### RECORDS PROVIDED:
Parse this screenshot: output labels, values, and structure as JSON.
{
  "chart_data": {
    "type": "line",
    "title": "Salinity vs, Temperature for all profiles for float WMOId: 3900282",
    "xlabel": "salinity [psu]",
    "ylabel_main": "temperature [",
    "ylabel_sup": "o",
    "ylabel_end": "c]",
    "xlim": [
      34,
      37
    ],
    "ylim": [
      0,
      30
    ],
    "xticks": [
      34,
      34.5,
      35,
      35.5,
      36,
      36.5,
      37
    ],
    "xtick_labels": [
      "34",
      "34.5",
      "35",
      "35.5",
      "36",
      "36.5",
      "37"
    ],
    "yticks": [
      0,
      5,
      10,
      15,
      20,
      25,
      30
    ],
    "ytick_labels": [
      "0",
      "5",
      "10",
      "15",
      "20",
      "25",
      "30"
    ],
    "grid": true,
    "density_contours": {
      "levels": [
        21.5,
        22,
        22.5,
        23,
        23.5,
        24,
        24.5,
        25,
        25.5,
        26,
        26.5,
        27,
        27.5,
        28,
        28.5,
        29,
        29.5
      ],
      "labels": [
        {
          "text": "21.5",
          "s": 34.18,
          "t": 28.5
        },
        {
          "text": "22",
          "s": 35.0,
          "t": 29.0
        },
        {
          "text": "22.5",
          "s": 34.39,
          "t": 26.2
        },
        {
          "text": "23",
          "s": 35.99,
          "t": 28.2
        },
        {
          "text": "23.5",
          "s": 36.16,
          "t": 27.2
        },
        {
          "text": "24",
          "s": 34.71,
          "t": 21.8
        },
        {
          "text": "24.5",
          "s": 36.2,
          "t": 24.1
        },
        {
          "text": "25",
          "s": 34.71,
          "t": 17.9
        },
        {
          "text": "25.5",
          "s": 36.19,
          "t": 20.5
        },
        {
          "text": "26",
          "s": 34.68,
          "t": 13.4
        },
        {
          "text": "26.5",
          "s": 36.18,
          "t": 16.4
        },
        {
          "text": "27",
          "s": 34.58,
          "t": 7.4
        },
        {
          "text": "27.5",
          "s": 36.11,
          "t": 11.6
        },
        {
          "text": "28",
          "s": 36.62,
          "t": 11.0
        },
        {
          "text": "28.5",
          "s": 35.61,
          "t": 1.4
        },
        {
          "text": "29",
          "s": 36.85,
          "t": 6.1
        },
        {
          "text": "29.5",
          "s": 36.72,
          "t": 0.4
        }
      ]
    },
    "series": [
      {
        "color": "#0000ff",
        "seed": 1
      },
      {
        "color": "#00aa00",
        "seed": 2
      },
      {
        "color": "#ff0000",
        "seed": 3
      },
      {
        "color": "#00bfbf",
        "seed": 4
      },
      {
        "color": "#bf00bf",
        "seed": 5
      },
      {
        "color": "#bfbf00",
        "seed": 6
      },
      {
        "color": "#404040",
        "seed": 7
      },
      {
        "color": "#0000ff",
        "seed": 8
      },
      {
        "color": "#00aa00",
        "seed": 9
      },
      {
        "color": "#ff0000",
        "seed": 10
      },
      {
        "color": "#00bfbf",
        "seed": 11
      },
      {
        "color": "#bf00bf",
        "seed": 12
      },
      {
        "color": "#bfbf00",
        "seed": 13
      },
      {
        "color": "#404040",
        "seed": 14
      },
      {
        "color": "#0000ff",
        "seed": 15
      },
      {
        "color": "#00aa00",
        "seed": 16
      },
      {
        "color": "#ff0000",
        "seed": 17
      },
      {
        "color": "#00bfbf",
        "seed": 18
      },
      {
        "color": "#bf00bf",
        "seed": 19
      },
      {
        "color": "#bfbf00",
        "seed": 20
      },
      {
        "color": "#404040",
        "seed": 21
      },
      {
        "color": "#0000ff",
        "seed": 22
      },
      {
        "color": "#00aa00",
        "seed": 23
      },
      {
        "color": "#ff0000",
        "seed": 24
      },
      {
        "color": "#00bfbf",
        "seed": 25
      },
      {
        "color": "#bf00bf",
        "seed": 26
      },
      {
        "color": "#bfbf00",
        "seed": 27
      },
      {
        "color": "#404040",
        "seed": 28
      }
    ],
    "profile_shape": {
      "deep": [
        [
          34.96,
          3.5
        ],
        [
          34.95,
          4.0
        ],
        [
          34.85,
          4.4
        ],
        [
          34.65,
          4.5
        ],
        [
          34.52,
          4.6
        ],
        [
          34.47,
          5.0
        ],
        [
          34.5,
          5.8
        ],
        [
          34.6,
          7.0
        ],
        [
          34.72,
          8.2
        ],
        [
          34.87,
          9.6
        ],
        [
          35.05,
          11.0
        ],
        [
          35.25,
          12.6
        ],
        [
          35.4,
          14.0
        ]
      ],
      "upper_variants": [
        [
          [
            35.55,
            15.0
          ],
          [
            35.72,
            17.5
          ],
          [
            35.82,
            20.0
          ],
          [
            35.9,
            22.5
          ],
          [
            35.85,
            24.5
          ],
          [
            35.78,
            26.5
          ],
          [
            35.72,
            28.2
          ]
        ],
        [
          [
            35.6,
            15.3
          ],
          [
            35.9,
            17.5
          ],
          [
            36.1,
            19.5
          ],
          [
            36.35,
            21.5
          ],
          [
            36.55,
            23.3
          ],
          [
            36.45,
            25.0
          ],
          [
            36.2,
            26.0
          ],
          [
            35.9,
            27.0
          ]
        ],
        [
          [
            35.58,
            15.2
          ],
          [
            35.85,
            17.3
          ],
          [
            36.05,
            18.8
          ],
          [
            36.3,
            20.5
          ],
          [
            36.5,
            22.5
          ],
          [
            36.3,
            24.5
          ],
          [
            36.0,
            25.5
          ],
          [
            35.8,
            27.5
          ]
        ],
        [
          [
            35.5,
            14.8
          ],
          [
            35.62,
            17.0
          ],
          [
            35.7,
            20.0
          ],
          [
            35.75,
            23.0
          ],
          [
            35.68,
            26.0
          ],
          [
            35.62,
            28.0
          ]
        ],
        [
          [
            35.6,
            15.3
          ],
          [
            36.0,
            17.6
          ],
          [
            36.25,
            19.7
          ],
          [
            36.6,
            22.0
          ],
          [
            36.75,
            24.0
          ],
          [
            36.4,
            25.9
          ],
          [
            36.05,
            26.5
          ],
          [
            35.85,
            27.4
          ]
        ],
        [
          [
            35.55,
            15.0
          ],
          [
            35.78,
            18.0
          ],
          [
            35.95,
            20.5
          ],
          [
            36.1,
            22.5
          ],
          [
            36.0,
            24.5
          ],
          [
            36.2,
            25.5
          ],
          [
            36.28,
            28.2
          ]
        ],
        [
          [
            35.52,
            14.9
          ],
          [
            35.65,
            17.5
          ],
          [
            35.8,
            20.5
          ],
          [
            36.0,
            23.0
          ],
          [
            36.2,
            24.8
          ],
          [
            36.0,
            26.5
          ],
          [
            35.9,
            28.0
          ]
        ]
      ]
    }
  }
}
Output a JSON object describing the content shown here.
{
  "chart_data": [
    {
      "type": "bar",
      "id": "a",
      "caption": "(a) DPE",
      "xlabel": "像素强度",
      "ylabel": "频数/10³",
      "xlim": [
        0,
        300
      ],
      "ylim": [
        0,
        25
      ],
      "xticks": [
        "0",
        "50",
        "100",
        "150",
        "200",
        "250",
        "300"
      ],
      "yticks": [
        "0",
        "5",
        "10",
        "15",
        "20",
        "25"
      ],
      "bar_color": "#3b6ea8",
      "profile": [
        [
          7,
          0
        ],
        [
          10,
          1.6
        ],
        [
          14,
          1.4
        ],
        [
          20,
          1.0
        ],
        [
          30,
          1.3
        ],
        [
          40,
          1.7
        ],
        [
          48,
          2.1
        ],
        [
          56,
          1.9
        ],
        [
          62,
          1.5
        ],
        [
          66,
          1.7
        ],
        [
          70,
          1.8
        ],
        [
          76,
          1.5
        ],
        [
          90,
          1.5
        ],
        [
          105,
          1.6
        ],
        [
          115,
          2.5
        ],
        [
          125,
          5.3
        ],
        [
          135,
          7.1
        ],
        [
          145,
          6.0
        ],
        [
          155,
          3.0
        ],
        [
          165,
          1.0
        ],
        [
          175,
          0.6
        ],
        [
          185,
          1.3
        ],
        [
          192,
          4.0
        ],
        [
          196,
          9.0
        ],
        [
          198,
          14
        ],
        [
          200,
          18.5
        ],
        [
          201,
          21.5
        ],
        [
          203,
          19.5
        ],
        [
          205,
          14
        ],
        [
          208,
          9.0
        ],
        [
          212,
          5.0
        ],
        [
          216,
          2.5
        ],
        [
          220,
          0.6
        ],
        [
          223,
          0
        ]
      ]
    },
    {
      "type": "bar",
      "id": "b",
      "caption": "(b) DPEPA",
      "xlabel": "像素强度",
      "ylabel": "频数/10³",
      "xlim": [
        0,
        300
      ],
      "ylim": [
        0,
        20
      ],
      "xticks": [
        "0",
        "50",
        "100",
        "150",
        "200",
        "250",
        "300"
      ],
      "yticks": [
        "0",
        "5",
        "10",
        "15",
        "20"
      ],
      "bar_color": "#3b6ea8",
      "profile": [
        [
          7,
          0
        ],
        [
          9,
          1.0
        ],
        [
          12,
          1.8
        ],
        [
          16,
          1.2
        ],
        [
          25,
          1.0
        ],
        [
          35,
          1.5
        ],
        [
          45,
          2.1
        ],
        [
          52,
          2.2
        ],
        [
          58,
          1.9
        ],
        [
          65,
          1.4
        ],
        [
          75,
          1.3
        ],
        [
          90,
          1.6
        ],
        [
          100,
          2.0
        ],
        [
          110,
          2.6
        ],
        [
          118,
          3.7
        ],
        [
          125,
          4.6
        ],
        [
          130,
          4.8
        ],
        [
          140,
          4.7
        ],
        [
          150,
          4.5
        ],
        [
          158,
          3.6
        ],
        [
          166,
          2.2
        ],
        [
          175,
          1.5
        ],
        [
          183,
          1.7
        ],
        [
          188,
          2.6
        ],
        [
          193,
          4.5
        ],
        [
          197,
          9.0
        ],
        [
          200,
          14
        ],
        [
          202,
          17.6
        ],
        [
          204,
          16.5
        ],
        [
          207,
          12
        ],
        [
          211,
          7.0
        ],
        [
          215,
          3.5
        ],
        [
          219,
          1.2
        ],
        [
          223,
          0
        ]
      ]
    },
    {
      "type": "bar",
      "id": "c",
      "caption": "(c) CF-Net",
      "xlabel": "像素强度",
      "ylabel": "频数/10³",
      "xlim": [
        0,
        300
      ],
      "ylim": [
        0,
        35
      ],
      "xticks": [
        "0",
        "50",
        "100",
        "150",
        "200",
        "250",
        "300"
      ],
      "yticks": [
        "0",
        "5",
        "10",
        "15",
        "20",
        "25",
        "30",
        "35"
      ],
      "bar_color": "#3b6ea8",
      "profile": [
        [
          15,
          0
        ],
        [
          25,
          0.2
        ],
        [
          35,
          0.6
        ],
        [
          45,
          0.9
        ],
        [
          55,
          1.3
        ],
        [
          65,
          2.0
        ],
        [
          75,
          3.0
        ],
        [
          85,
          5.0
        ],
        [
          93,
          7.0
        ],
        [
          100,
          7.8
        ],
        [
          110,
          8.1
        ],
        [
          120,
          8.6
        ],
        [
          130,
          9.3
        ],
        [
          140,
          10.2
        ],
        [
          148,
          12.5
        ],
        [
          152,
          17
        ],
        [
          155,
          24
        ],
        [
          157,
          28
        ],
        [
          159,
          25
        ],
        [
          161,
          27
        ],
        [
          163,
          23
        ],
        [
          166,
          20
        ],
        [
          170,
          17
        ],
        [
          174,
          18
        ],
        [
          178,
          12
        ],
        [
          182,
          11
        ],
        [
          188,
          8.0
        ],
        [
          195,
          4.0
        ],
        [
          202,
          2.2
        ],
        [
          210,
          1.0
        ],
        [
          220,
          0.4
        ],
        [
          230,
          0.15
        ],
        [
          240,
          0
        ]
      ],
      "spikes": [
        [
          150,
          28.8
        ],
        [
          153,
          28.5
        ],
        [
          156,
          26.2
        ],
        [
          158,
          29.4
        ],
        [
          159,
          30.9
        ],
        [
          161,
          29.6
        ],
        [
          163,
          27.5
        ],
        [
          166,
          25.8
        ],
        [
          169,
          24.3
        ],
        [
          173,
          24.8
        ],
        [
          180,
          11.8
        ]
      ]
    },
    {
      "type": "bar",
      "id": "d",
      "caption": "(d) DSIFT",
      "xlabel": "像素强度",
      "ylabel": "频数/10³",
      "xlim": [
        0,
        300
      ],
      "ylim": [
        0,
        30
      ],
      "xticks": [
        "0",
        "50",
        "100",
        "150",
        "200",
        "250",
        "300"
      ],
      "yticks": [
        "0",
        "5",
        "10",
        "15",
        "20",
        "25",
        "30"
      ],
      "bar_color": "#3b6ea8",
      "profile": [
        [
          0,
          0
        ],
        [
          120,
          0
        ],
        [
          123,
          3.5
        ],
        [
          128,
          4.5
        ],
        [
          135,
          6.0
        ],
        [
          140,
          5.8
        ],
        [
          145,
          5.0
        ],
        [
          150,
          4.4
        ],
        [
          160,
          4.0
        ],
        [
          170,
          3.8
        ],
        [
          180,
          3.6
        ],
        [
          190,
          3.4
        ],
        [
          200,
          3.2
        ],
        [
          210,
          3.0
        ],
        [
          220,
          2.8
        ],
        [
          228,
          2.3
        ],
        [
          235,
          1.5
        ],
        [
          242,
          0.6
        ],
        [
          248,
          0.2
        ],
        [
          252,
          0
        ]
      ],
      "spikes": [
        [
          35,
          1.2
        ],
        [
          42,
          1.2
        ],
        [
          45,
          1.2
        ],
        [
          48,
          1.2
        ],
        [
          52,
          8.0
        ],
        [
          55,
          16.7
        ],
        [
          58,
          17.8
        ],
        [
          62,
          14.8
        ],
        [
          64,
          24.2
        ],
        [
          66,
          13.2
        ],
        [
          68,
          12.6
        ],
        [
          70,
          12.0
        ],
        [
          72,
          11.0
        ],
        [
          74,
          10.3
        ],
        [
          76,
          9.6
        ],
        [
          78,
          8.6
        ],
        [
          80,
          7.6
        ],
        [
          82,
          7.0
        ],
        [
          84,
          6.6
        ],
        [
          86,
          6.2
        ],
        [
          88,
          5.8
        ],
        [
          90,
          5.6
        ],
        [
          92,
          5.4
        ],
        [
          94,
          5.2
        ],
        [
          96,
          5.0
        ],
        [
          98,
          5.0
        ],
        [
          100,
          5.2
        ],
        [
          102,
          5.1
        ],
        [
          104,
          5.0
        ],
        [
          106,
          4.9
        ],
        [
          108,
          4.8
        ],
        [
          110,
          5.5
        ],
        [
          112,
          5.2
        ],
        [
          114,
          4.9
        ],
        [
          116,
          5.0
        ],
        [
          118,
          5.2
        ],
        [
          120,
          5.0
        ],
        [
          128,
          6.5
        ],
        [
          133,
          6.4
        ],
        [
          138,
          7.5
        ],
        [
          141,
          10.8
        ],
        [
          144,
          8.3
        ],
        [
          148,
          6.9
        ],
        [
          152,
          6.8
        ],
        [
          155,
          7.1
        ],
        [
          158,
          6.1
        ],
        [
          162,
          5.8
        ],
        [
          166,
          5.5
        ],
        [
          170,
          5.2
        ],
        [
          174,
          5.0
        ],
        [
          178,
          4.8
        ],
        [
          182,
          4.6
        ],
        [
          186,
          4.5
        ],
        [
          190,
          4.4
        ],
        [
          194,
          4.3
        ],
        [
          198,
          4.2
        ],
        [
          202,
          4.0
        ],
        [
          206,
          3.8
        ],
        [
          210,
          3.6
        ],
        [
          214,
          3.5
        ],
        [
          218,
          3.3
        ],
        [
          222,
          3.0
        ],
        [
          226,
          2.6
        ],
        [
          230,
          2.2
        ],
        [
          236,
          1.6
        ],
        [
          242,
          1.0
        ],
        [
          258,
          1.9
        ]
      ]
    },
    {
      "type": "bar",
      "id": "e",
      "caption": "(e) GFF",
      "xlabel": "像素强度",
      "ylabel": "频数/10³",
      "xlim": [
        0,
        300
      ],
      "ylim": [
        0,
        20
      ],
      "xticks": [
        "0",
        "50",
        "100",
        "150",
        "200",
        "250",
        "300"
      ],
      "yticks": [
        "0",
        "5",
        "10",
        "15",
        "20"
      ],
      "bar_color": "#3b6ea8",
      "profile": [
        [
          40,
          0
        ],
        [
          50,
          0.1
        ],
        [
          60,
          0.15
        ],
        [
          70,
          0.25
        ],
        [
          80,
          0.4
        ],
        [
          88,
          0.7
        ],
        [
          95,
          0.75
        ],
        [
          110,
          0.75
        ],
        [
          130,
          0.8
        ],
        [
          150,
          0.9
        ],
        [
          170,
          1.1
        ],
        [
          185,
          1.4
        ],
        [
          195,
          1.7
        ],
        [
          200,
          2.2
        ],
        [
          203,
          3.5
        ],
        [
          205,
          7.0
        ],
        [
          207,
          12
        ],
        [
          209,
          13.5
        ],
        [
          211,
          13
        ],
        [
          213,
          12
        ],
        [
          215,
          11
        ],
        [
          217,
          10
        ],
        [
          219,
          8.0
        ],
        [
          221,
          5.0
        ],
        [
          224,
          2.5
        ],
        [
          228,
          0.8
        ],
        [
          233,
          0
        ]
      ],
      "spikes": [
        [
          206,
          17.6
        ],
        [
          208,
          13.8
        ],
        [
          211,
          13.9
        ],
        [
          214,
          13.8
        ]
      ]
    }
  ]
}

### PROBLEM:
Pull every line containing "caption" out of the data above.

### ANSWER:
      "caption": "(a) DPE",
      "caption": "(b) DPEPA",
      "caption": "(c) CF-Net",
      "caption": "(d) DSIFT",
      "caption": "(e) GFF",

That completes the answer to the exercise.